§ **Provided entries**:
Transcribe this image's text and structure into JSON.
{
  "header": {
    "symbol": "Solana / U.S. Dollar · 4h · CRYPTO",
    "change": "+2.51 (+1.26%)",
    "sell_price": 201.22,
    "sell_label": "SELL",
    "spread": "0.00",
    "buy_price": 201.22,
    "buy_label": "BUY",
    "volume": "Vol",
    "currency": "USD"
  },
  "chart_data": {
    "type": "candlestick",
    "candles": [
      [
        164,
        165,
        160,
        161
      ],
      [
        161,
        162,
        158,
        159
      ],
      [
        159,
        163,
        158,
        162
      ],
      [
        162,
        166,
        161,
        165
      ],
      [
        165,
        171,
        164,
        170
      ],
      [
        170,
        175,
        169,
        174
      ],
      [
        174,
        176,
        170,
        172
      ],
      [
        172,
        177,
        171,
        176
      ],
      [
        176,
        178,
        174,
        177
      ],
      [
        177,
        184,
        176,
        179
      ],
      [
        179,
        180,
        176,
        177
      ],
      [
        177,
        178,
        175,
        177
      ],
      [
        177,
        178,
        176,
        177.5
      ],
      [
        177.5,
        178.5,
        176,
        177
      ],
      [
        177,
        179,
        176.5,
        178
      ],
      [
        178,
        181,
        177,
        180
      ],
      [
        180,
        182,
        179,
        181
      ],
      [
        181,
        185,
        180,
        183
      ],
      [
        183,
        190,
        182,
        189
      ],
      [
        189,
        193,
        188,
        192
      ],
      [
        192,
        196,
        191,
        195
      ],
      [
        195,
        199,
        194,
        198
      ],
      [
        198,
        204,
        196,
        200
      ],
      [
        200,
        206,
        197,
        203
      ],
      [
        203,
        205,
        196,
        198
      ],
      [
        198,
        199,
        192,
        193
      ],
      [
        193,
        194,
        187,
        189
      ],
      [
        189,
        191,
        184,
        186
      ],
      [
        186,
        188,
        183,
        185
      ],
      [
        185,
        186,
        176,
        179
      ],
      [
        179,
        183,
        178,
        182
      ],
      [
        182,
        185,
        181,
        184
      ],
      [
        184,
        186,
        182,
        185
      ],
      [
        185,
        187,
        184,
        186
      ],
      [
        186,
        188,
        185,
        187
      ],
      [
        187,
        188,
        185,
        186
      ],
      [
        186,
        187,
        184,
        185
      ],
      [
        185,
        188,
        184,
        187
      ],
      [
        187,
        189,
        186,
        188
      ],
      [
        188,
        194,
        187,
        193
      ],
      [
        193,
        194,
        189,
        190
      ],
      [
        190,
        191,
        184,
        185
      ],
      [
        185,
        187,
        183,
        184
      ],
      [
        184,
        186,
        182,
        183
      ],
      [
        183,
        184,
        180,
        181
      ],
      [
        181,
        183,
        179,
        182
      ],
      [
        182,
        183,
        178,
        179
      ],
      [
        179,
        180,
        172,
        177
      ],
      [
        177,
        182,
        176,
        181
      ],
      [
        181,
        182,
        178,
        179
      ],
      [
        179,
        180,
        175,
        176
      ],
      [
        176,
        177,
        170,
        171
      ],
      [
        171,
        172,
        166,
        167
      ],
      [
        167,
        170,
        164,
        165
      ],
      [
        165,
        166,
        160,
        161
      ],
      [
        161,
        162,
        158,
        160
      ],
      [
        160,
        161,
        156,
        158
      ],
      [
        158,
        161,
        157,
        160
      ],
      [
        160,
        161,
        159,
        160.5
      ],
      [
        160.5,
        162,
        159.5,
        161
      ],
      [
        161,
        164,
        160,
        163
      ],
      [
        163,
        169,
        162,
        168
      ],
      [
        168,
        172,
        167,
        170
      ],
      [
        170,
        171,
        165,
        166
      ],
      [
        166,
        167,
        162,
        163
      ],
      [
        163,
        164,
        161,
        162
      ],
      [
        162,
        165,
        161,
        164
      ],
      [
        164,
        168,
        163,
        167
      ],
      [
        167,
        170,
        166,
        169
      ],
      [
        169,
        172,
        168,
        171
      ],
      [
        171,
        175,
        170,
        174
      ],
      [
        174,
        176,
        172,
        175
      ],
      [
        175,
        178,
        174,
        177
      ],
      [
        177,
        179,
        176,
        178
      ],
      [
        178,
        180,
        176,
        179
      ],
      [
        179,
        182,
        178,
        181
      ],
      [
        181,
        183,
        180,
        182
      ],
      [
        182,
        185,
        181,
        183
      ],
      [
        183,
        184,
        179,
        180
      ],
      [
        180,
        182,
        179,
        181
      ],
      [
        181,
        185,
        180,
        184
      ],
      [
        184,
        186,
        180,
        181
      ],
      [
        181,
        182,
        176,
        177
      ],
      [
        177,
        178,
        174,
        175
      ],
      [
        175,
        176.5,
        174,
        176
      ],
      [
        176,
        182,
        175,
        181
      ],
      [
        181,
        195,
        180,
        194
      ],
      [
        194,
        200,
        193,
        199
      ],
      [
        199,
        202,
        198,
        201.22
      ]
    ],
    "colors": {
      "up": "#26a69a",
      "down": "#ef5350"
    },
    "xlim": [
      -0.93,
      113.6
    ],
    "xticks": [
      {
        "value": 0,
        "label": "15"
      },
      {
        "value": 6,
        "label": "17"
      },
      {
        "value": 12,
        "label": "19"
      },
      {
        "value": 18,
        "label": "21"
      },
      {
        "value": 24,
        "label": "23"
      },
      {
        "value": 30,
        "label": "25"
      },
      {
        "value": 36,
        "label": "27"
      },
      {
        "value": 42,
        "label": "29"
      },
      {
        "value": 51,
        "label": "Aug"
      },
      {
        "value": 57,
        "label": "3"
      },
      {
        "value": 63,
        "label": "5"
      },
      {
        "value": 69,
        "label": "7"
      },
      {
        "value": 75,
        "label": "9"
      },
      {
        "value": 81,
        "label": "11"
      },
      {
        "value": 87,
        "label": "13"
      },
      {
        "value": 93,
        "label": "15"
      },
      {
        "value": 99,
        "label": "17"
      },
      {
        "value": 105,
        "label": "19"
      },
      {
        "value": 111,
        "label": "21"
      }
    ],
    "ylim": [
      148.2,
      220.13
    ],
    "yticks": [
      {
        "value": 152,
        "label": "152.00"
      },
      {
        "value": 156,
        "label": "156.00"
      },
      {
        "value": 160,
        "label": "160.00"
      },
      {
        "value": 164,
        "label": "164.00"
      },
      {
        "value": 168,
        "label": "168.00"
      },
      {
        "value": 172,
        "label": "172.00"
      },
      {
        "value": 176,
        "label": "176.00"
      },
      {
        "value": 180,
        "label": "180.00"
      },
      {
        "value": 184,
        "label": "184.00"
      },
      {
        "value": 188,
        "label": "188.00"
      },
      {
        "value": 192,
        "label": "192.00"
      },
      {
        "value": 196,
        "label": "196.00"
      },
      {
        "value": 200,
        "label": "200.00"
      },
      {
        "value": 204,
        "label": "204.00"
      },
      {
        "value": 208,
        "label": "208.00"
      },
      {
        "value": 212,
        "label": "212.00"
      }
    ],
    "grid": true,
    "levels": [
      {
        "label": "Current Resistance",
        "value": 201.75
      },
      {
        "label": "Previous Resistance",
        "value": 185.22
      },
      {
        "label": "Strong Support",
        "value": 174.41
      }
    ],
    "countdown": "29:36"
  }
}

§ **What needs to be done**:
Print out all the entries precisely as written.

§ **Written answer**:
Transcribe this image's text and structure into JSON.
{
  "header": {
    "symbol": "Solana / U.S. Dollar · 4h · CRYPTO",
    "change": "+2.51 (+1.26%)",
    "sell_price": 201.22,
    "sell_label": "SELL",
    "spread": "0.00",
    "buy_price": 201.22,
    "buy_label": "BUY",
    "volume": "Vol",
    "currency": "USD"
  },
  "chart_data": {
    "type": "candlestick",
    "candles": [
      [
        164,
        165,
        160,
        161
      ],
      [
        161,
        162,
        158,
        159
      ],
      [
        159,
        163,
        158,
        162
      ],
      [
        162,
        166,
        161,
        165
      ],
      [
        165,
        171,
        164,
        170
      ],
      [
        170,
        175,
        169,
        174
      ],
      [
        174,
        176,
        170,
        172
      ],
      [
        172,
        177,
        171,
        176
      ],
      [
        176,
        178,
        174,
        177
      ],
      [
        177,
        184,
        176,
        179
      ],
      [
        179,
        180,
        176,
        177
      ],
      [
        177,
        178,
        175,
        177
      ],
      [
        177,
        178,
        176,
        177.5
      ],
      [
        177.5,
        178.5,
        176,
        177
      ],
      [
        177,
        179,
        176.5,
        178
      ],
      [
        178,
        181,
        177,
        180
      ],
      [
        180,
        182,
        179,
        181
      ],
      [
        181,
        185,
        180,
        183
      ],
      [
        183,
        190,
        182,
        189
      ],
      [
        189,
        193,
        188,
        192
      ],
      [
        192,
        196,
        191,
        195
      ],
      [
        195,
        199,
        194,
        198
      ],
      [
        198,
        204,
        196,
        200
      ],
      [
        200,
        206,
        197,
        203
      ],
      [
        203,
        205,
        196,
        198
      ],
      [
        198,
        199,
        192,
        193
      ],
      [
        193,
        194,
        187,
        189
      ],
      [
        189,
        191,
        184,
        186
      ],
      [
        186,
        188,
        183,
        185
      ],
      [
        185,
        186,
        176,
        179
      ],
      [
        179,
        183,
        178,
        182
      ],
      [
        182,
        185,
        181,
        184
      ],
      [
        184,
        186,
        182,
        185
      ],
      [
        185,
        187,
        184,
        186
      ],
      [
        186,
        188,
        185,
        187
      ],
      [
        187,
        188,
        185,
        186
      ],
      [
        186,
        187,
        184,
        185
      ],
      [
        185,
        188,
        184,
        187
      ],
      [
        187,
        189,
        186,
        188
      ],
      [
        188,
        194,
        187,
        193
      ],
      [
        193,
        194,
        189,
        190
      ],
      [
        190,
        191,
        184,
        185
      ],
      [
        185,
        187,
        183,
        184
      ],
      [
        184,
        186,
        182,
        183
      ],
      [
        183,
        184,
        180,
        181
      ],
      [
        181,
        183,
        179,
        182
      ],
      [
        182,
        183,
        178,
        179
      ],
      [
        179,
        180,
        172,
        177
      ],
      [
        177,
        182,
        176,
        181
      ],
      [
        181,
        182,
        178,
        179
      ],
      [
        179,
        180,
        175,
        176
      ],
      [
        176,
        177,
        170,
        171
      ],
      [
        171,
        172,
        166,
        167
      ],
      [
        167,
        170,
        164,
        165
      ],
      [
        165,
        166,
        160,
        161
      ],
      [
        161,
        162,
        158,
        160
      ],
      [
        160,
        161,
        156,
        158
      ],
      [
        158,
        161,
        157,
        160
      ],
      [
        160,
        161,
        159,
        160.5
      ],
      [
        160.5,
        162,
        159.5,
        161
      ],
      [
        161,
        164,
        160,
        163
      ],
      [
        163,
        169,
        162,
        168
      ],
      [
        168,
        172,
        167,
        170
      ],
      [
        170,
        171,
        165,
        166
      ],
      [
        166,
        167,
        162,
        163
      ],
      [
        163,
        164,
        161,
        162
      ],
      [
        162,
        165,
        161,
        164
      ],
      [
        164,
        168,
        163,
        167
      ],
      [
        167,
        170,
        166,
        169
      ],
      [
        169,
        172,
        168,
        171
      ],
      [
        171,
        175,
        170,
        174
      ],
      [
        174,
        176,
        172,
        175
      ],
      [
        175,
        178,
        174,
        177
      ],
      [
        177,
        179,
        176,
        178
      ],
      [
        178,
        180,
        176,
        179
      ],
      [
        179,
        182,
        178,
        181
      ],
      [
        181,
        183,
        180,
        182
      ],
      [
        182,
        185,
        181,
        183
      ],
      [
        183,
        184,
        179,
        180
      ],
      [
        180,
        182,
        179,
        181
      ],
      [
        181,
        185,
        180,
        184
      ],
      [
        184,
        186,
        180,
        181
      ],
      [
        181,
        182,
        176,
        177
      ],
      [
        177,
        178,
        174,
        175
      ],
      [
        175,
        176.5,
        174,
        176
      ],
      [
        176,
        182,
        175,
        181
      ],
      [
        181,
        195,
        180,
        194
      ],
      [
        194,
        200,
        193,
        199
      ],
      [
        199,
        202,
        198,
        201.22
      ]
    ],
    "colors": {
      "up": "#26a69a",
      "down": "#ef5350"
    },
    "xlim": [
      -0.93,
      113.6
    ],
    "xticks": [
      {
        "value": 0,
        "label": "15"
      },
      {
        "value": 6,
        "label": "17"
      },
      {
        "value": 12,
        "label": "19"
      },
      {
        "value": 18,
        "label": "21"
      },
      {
        "value": 24,
        "label": "23"
      },
      {
        "value": 30,
        "label": "25"
      },
      {
        "value": 36,
        "label": "27"
      },
      {
        "value": 42,
        "label": "29"
      },
      {
        "value": 51,
        "label": "Aug"
      },
      {
        "value": 57,
        "label": "3"
      },
      {
        "value": 63,
        "label": "5"
      },
      {
        "value": 69,
        "label": "7"
      },
      {
        "value": 75,
        "label": "9"
      },
      {
        "value": 81,
        "label": "11"
      },
      {
        "value": 87,
        "label": "13"
      },
      {
        "value": 93,
        "label": "15"
      },
      {
        "value": 99,
        "label": "17"
      },
      {
        "value": 105,
        "label": "19"
      },
      {
        "value": 111,
        "label": "21"
      }
    ],
    "ylim": [
      148.2,
      220.13
    ],
    "yticks": [
      {
        "value": 152,
        "label": "152.00"
      },
      {
        "value": 156,
        "label": "156.00"
      },
      {
        "value": 160,
        "label": "160.00"
      },
      {
        "value": 164,
        "label": "164.00"
      },
      {
        "value": 168,
        "label": "168.00"
      },
      {
        "value": 172,
        "label": "172.00"
      },
      {
        "value": 176,
        "label": "176.00"
      },
      {
        "value": 180,
        "label": "180.00"
      },
      {
        "value": 184,
        "label": "184.00"
      },
      {
        "value": 188,
        "label": "188.00"
      },
      {
        "value": 192,
        "label": "192.00"
      },
      {
        "value": 196,
        "label": "196.00"
      },
      {
        "value": 200,
        "label": "200.00"
      },
      {
        "value": 204,
        "label": "204.00"
      },
      {
        "value": 208,
        "label": "208.00"
      },
      {
        "value": 212,
        "label": "212.00"
      }
    ],
    "grid": true,
    "levels": [
      {
        "label": "Current Resistance",
        "value": 201.75
      },
      {
        "label": "Previous Resistance",
        "value": 185.22
      },
      {
        "label": "Strong Support",
        "value": 174.41
      }
    ],
    "countdown": "29:36"
  }
}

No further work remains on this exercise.